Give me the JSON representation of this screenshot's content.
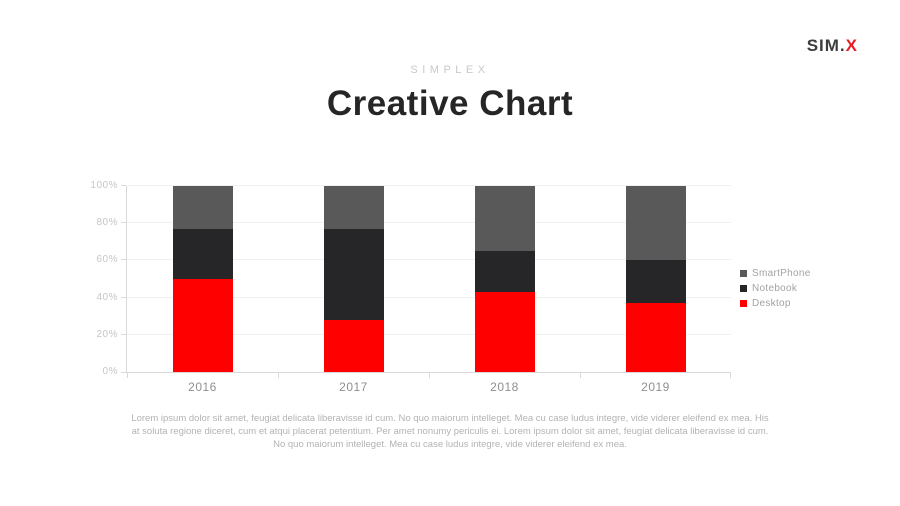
{
  "theme": {
    "accent_red": "#fe0000",
    "logo_red": "#ed1c24",
    "title_color": "#262626",
    "eyebrow_color": "#c9c9c9",
    "axis_line": "#d9d9d9",
    "grid_line": "#f1f1f1",
    "ytick_color": "#c6c6c6",
    "xtick_color": "#8f8f8f",
    "legend_text": "#a3a3a3",
    "footer_text": "#b3b3b3"
  },
  "logo": {
    "prefix": "SIM.",
    "accent": "X"
  },
  "header": {
    "eyebrow": "SIMPLEX",
    "title": "Creative Chart"
  },
  "chart_data": {
    "type": "bar",
    "stacked": true,
    "percent": true,
    "title": "Creative Chart",
    "xlabel": "",
    "ylabel": "",
    "categories": [
      "2016",
      "2017",
      "2018",
      "2019"
    ],
    "series": [
      {
        "name": "Desktop",
        "color": "#fe0000",
        "values": [
          50,
          28,
          43,
          37
        ]
      },
      {
        "name": "Notebook",
        "color": "#262628",
        "values": [
          27,
          49,
          22,
          23
        ]
      },
      {
        "name": "SmartPhone",
        "color": "#595959",
        "values": [
          23,
          23,
          35,
          40
        ]
      }
    ],
    "legend": [
      "SmartPhone",
      "Notebook",
      "Desktop"
    ],
    "legend_position": "right",
    "ylim": [
      0,
      100
    ],
    "ytick_step": 20,
    "ytick_labels": [
      "0%",
      "20%",
      "40%",
      "60%",
      "80%",
      "100%"
    ],
    "grid": true
  },
  "footer": {
    "body": "Lorem ipsum dolor sit amet, feugiat delicata liberavisse id cum. No quo maiorum intelleget. Mea cu case ludus integre, vide viderer eleifend ex mea. His at soluta regione diceret, cum et atqui placerat petentium. Per amet nonumy periculis ei. Lorem ipsum dolor sit amet, feugiat delicata liberavisse id cum. No quo maiorum intelleget. Mea cu case ludus integre, vide viderer eleifend ex mea."
  }
}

___

Your task: Go through the listing above and quote it exactly, apart from its images.

Worked answer:
Give me the JSON representation of this screenshot's content.
{
  "theme": {
    "accent_red": "#fe0000",
    "logo_red": "#ed1c24",
    "title_color": "#262626",
    "eyebrow_color": "#c9c9c9",
    "axis_line": "#d9d9d9",
    "grid_line": "#f1f1f1",
    "ytick_color": "#c6c6c6",
    "xtick_color": "#8f8f8f",
    "legend_text": "#a3a3a3",
    "footer_text": "#b3b3b3"
  },
  "logo": {
    "prefix": "SIM.",
    "accent": "X"
  },
  "header": {
    "eyebrow": "SIMPLEX",
    "title": "Creative Chart"
  },
  "chart_data": {
    "type": "bar",
    "stacked": true,
    "percent": true,
    "title": "Creative Chart",
    "xlabel": "",
    "ylabel": "",
    "categories": [
      "2016",
      "2017",
      "2018",
      "2019"
    ],
    "series": [
      {
        "name": "Desktop",
        "color": "#fe0000",
        "values": [
          50,
          28,
          43,
          37
        ]
      },
      {
        "name": "Notebook",
        "color": "#262628",
        "values": [
          27,
          49,
          22,
          23
        ]
      },
      {
        "name": "SmartPhone",
        "color": "#595959",
        "values": [
          23,
          23,
          35,
          40
        ]
      }
    ],
    "legend": [
      "SmartPhone",
      "Notebook",
      "Desktop"
    ],
    "legend_position": "right",
    "ylim": [
      0,
      100
    ],
    "ytick_step": 20,
    "ytick_labels": [
      "0%",
      "20%",
      "40%",
      "60%",
      "80%",
      "100%"
    ],
    "grid": true
  },
  "footer": {
    "body": "Lorem ipsum dolor sit amet, feugiat delicata liberavisse id cum. No quo maiorum intelleget. Mea cu case ludus integre, vide viderer eleifend ex mea. His at soluta regione diceret, cum et atqui placerat petentium. Per amet nonumy periculis ei. Lorem ipsum dolor sit amet, feugiat delicata liberavisse id cum. No quo maiorum intelleget. Mea cu case ludus integre, vide viderer eleifend ex mea."
  }
}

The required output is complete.